(Element data from apps and pages)
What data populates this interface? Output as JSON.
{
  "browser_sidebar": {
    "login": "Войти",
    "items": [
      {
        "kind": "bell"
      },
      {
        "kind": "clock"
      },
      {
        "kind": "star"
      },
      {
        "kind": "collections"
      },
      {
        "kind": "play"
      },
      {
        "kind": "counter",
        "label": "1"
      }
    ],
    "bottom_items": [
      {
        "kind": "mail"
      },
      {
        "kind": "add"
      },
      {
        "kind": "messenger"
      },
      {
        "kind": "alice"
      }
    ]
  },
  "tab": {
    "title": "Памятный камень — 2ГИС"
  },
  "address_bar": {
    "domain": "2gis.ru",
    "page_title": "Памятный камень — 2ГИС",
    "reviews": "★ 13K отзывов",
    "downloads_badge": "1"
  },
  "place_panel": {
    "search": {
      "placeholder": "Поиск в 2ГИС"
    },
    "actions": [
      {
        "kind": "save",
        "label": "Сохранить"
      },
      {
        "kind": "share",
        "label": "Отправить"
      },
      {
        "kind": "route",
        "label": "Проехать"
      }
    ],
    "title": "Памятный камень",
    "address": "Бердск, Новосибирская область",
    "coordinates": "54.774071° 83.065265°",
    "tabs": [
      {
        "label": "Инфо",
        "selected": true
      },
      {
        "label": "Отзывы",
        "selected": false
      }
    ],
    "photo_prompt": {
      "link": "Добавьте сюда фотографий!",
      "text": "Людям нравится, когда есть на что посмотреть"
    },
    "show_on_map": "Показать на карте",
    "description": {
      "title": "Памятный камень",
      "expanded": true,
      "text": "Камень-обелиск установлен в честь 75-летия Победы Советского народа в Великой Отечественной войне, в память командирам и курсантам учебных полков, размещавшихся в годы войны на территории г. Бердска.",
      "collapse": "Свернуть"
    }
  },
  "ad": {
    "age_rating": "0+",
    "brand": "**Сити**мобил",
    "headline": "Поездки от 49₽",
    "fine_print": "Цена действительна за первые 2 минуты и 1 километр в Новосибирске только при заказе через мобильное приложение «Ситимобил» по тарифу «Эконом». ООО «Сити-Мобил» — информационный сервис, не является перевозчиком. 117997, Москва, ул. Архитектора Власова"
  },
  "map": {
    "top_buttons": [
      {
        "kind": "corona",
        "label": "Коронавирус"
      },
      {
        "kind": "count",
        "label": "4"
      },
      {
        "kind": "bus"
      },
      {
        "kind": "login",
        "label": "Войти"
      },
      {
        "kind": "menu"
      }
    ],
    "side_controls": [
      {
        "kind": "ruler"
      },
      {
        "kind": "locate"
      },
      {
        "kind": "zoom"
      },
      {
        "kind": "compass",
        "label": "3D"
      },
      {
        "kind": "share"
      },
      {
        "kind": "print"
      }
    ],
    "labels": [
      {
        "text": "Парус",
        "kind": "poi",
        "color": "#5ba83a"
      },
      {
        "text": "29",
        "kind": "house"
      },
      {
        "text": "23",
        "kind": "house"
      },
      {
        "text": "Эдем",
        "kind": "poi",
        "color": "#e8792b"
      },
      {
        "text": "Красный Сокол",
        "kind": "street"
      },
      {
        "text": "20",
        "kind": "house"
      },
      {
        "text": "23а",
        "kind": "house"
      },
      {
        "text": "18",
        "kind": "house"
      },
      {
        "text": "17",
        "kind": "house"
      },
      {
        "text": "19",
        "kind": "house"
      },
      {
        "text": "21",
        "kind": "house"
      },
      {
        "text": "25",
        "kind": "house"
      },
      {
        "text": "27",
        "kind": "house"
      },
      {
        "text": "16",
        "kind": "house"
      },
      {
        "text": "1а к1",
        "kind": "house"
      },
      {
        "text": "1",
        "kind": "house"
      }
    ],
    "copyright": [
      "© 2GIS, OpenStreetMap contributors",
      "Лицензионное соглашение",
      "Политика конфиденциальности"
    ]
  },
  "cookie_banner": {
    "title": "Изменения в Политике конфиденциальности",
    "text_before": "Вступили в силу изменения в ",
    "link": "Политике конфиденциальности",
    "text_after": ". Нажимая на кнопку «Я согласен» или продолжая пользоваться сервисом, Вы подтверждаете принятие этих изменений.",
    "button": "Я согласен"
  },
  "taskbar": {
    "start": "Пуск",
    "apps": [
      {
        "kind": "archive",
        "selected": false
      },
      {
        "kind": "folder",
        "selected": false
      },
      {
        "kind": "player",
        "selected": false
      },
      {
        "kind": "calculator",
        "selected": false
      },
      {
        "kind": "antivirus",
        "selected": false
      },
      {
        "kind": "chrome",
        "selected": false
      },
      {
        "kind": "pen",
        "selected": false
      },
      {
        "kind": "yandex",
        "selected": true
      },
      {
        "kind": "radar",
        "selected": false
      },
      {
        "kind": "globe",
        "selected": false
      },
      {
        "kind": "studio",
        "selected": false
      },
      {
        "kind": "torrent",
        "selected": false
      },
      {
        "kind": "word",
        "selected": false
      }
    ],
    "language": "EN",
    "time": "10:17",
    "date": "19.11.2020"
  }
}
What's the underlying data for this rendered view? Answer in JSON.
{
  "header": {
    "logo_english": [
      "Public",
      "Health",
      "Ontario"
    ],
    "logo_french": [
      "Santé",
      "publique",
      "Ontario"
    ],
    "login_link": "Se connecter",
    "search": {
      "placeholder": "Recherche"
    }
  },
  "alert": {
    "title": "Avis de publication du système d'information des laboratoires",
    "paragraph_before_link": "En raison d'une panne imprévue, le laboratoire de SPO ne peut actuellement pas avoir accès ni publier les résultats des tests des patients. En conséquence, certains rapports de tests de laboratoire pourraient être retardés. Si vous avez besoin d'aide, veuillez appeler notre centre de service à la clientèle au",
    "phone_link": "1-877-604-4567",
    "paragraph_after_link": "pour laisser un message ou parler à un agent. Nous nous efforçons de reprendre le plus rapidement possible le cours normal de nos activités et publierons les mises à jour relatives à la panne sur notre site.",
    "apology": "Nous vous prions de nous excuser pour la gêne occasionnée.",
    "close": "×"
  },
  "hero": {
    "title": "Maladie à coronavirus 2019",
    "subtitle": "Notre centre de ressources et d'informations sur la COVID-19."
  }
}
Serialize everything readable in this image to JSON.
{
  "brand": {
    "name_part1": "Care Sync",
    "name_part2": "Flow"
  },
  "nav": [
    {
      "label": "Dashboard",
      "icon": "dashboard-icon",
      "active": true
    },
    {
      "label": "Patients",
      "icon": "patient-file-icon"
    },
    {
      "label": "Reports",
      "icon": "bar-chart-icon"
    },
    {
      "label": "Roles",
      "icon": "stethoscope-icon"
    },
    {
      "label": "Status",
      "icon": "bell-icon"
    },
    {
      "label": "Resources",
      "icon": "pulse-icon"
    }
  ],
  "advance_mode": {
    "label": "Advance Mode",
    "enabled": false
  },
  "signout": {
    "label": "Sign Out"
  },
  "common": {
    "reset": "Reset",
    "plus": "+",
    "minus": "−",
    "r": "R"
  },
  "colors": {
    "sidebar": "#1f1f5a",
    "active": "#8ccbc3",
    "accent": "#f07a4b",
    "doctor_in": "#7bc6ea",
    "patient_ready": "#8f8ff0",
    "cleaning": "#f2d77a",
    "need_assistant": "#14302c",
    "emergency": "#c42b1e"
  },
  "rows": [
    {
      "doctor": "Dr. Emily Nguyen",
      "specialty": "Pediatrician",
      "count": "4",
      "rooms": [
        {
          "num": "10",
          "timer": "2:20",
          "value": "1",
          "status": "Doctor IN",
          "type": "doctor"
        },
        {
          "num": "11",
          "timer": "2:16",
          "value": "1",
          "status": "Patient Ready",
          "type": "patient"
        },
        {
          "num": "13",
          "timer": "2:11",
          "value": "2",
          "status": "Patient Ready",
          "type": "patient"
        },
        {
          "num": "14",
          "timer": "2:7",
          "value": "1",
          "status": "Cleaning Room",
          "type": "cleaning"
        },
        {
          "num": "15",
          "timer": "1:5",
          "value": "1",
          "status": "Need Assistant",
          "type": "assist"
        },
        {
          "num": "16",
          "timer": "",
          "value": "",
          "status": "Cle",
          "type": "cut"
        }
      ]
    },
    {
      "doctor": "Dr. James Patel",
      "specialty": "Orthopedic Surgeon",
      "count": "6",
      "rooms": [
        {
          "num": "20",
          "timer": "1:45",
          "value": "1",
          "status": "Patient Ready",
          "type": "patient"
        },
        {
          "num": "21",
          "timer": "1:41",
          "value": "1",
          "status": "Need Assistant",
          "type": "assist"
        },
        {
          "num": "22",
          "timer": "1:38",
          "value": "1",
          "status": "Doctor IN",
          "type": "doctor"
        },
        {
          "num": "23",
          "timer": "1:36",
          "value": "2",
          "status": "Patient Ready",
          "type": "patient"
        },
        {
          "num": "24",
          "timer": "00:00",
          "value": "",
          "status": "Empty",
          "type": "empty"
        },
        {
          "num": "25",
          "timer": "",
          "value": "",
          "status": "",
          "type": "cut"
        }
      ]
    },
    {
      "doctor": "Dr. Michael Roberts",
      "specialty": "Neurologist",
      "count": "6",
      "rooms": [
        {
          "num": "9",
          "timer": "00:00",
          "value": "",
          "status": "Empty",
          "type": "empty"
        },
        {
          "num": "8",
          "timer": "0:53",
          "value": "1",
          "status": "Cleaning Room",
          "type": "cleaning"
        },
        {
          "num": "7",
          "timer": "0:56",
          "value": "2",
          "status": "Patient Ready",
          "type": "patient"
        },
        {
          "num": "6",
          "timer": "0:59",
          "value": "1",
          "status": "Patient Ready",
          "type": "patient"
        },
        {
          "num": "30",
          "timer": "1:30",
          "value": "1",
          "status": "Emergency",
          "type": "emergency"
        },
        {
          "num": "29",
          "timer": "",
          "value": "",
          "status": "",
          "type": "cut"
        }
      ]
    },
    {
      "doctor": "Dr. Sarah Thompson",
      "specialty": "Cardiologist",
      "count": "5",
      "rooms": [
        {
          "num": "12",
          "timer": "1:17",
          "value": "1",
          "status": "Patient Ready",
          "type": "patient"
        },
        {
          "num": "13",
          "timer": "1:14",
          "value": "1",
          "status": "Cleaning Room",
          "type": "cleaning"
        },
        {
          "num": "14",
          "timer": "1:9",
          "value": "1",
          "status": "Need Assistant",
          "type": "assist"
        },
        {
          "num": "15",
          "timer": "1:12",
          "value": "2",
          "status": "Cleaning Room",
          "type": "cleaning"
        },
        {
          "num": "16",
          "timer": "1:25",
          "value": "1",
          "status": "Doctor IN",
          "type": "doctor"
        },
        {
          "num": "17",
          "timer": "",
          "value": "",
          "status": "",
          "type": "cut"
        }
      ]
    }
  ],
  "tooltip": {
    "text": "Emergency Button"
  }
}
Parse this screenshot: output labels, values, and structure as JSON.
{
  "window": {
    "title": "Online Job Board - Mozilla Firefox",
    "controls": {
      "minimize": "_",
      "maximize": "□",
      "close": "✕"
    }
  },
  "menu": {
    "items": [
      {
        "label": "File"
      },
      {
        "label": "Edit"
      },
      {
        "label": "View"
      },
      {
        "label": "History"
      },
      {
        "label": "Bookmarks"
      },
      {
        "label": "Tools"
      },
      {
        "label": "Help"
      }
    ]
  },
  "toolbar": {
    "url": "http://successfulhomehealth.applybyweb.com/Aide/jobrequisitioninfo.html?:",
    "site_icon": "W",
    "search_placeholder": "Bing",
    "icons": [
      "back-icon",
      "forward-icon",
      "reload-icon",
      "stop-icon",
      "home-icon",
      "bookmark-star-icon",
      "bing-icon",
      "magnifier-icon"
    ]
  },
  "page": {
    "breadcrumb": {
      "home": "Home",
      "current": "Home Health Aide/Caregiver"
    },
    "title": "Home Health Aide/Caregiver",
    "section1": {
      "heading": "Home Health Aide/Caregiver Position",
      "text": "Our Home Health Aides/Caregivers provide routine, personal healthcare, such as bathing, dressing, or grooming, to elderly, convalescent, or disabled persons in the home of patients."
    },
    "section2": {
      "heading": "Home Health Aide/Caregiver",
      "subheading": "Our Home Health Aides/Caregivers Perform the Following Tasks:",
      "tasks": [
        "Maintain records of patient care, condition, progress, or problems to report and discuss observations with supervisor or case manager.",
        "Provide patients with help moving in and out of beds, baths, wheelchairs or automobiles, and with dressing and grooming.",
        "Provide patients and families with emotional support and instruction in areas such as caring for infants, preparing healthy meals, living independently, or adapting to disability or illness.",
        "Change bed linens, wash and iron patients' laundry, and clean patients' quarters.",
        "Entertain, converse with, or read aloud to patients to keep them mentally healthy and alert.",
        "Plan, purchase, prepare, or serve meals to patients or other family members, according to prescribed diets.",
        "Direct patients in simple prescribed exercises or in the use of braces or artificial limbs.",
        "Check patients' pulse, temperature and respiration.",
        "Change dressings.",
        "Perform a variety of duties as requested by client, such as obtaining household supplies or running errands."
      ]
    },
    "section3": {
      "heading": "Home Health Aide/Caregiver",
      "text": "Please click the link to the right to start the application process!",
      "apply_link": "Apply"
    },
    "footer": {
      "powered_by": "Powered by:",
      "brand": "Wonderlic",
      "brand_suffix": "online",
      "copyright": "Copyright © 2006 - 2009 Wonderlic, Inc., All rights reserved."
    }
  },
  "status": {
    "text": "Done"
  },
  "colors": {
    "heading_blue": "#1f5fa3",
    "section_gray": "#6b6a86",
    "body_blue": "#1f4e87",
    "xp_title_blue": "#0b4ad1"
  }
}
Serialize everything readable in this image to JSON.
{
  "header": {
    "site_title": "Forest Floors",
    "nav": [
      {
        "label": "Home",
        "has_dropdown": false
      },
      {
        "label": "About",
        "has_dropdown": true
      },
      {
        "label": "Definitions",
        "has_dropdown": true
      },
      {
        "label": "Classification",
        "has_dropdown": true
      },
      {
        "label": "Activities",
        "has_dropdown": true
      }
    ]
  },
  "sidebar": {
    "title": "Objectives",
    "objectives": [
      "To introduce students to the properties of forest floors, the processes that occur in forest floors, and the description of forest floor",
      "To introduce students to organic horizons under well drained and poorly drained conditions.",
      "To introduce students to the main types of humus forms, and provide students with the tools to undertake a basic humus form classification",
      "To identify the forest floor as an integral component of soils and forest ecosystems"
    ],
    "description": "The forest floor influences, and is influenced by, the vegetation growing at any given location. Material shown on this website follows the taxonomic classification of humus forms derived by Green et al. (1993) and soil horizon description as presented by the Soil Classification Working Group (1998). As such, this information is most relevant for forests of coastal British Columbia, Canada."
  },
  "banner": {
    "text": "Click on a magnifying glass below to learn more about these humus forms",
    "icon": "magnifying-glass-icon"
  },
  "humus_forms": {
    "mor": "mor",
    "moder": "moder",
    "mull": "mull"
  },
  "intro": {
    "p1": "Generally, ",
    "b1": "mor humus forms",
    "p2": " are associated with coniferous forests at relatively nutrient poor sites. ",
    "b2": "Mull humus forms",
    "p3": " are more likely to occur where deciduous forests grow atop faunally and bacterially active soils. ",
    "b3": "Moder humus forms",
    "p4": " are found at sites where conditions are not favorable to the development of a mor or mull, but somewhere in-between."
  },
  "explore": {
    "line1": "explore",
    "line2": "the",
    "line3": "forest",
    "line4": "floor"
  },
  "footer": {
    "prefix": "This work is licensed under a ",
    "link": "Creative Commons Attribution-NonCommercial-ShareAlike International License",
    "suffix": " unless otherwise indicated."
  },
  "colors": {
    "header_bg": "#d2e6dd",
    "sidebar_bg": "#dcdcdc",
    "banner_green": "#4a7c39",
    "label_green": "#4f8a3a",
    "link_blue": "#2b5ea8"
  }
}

• Work item: From the entries above, show each line that includes the string "glass".

• Finished exercise:
    "text": "Click on a magnifying glass below to learn more about these humus forms",
    "icon": "magnifying-glass-icon"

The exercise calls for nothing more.